Data for this exercise
*****

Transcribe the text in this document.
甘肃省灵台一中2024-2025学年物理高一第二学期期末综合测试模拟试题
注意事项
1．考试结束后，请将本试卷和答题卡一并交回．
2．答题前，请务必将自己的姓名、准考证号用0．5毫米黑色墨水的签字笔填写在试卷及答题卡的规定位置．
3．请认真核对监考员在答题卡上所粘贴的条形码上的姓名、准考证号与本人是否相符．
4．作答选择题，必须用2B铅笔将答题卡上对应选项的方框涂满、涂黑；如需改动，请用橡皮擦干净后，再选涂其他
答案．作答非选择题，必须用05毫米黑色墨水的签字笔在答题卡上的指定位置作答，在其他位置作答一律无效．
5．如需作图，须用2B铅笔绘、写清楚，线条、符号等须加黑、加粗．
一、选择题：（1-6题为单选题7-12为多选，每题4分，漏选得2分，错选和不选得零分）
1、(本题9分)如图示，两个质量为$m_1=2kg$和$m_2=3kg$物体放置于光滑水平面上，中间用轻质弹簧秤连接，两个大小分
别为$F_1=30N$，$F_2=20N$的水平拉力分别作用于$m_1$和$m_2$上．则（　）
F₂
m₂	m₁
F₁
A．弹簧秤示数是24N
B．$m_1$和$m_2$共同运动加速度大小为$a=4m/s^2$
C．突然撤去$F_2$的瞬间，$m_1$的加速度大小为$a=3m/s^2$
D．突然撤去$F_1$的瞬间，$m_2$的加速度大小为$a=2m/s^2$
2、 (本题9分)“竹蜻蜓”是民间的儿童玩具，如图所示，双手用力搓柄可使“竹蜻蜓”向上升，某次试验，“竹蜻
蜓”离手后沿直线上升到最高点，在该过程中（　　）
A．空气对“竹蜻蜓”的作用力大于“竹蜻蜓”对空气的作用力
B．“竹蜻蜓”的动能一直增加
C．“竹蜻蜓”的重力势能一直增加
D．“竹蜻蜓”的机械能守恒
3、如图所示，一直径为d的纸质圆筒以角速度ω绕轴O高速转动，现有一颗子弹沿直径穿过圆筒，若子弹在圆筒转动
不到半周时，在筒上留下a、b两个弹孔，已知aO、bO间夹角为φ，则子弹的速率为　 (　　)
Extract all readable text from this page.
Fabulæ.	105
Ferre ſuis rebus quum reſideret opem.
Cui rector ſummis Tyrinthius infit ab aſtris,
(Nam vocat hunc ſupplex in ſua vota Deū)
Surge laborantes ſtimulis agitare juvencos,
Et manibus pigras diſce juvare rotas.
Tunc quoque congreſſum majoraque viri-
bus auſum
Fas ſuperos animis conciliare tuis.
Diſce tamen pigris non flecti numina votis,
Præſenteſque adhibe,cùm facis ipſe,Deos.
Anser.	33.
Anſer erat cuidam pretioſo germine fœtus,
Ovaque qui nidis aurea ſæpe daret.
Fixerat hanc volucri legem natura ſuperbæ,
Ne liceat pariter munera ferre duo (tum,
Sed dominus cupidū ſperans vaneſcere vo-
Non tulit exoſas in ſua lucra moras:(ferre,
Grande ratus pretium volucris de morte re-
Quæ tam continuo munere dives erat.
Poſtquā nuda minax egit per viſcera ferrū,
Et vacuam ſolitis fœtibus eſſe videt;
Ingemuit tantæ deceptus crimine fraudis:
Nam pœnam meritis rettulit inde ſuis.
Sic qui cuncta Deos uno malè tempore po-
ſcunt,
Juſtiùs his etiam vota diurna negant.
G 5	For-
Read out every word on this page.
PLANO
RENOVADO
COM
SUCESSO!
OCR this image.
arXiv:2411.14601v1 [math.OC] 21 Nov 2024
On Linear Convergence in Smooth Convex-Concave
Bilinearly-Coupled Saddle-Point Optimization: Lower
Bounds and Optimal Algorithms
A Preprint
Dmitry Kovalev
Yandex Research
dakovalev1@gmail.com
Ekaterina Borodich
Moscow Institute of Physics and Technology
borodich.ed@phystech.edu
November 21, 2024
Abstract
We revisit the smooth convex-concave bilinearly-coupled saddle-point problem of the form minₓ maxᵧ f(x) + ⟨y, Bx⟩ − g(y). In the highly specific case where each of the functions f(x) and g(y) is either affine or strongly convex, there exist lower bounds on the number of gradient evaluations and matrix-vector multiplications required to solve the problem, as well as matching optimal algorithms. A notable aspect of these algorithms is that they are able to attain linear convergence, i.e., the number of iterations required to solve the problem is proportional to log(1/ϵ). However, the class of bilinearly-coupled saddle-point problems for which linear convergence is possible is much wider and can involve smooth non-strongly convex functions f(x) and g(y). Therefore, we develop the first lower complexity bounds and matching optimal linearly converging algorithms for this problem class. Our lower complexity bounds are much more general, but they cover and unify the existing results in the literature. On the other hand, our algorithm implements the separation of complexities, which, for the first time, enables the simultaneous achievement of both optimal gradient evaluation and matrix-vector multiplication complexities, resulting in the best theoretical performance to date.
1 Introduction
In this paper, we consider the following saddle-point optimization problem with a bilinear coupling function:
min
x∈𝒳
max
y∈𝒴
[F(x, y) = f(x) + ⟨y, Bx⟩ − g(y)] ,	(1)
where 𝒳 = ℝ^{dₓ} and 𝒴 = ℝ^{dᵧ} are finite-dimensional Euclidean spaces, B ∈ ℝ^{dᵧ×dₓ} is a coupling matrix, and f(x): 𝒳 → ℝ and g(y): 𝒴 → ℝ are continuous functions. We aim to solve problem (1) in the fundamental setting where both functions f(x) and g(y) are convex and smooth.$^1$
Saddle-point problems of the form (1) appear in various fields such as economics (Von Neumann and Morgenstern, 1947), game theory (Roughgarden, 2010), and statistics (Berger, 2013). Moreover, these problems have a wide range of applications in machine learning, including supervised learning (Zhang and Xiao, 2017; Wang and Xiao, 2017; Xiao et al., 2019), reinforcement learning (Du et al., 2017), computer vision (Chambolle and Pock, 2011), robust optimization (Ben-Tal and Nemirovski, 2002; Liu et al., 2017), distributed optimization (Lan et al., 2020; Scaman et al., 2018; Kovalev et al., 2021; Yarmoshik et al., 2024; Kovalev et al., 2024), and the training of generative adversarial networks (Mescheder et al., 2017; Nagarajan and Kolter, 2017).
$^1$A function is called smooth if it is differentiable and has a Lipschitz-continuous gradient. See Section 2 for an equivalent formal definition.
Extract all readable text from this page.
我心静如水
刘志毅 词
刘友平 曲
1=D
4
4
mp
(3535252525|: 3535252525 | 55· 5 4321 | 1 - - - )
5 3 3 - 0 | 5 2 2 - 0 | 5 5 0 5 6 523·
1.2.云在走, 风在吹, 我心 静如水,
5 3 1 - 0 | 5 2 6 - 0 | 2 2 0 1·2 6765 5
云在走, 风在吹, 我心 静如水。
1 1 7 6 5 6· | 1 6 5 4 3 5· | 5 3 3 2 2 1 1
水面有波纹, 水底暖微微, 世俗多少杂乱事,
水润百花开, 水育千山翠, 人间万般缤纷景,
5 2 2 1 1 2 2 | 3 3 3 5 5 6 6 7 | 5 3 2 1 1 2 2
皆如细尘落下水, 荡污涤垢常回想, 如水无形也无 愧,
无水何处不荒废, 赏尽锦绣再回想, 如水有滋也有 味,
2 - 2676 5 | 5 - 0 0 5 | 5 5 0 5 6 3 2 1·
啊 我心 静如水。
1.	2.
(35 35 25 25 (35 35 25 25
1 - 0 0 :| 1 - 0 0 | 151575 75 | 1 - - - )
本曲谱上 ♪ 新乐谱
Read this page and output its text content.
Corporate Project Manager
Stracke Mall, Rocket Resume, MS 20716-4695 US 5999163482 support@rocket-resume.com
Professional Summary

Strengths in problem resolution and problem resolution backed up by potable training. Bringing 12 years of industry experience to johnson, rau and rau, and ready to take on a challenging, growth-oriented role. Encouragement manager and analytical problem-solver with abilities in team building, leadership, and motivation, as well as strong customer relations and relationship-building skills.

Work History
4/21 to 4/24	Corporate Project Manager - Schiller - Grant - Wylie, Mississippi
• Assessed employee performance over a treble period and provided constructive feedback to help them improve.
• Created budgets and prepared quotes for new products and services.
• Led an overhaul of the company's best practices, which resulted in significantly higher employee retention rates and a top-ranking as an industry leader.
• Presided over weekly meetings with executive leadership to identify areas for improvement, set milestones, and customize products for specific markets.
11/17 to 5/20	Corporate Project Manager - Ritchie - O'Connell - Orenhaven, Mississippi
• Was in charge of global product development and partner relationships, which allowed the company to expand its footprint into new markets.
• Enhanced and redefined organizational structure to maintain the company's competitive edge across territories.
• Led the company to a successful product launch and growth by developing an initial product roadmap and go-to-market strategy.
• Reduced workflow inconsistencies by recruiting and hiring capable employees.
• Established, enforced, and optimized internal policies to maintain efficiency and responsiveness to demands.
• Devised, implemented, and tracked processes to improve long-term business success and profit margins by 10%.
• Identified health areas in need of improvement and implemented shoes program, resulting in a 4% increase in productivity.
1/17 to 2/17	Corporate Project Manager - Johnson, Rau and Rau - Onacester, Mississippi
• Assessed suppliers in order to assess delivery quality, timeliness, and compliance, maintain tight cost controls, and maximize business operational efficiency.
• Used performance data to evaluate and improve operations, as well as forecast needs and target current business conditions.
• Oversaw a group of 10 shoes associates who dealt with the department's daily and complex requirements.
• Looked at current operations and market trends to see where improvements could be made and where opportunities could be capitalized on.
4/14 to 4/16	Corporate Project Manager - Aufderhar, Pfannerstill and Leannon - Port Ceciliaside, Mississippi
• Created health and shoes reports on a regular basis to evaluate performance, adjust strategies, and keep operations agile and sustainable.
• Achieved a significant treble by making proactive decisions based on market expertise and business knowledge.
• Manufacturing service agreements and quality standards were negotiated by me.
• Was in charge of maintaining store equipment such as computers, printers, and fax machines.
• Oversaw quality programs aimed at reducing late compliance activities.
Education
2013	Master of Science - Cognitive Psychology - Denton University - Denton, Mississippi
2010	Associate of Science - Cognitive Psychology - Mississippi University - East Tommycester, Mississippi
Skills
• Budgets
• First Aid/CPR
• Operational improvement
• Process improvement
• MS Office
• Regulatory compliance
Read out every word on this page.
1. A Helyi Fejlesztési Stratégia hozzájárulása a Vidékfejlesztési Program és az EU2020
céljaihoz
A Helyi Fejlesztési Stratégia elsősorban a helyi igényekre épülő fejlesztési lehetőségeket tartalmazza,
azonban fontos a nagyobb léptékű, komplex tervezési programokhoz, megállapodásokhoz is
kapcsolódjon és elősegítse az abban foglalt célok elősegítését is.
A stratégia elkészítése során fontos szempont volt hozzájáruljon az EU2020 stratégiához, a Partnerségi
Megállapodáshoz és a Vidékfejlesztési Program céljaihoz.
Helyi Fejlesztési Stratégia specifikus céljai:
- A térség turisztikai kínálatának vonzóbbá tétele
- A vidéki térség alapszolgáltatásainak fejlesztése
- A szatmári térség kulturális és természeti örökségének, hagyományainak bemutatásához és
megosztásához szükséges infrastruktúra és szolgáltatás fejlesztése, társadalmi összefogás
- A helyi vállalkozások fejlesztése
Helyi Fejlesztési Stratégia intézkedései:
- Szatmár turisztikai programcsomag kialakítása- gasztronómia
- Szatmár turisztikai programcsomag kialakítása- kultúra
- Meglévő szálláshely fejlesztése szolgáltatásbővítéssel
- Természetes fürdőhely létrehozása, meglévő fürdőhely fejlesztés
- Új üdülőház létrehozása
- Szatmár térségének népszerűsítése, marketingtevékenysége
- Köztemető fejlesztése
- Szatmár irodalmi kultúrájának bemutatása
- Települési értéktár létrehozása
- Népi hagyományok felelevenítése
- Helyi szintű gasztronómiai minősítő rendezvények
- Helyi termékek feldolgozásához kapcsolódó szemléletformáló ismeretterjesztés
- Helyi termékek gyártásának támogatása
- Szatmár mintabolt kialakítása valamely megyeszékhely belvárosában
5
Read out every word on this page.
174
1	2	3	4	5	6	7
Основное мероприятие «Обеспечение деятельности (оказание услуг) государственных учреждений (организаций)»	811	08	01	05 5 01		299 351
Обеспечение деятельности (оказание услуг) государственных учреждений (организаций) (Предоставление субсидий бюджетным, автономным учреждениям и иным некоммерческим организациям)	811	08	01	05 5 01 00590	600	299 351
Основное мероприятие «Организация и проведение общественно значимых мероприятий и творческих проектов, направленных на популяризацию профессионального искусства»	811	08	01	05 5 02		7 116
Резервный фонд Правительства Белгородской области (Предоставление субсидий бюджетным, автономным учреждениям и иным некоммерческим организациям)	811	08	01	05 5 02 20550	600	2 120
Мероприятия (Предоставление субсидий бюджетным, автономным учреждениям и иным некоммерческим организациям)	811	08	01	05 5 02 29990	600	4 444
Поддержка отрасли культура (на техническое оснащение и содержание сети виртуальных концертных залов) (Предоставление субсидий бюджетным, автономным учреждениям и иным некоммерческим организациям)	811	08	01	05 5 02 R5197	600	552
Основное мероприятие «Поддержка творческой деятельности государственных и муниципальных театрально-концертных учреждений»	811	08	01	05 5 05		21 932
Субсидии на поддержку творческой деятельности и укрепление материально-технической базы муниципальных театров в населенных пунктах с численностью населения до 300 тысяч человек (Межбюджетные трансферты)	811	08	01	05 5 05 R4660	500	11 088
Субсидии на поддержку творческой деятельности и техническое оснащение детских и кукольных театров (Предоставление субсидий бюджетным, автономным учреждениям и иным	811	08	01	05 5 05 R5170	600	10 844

*****

What is required
Give the number of lines where the string "государственных" occurs, without any further text.

Exercise solution
3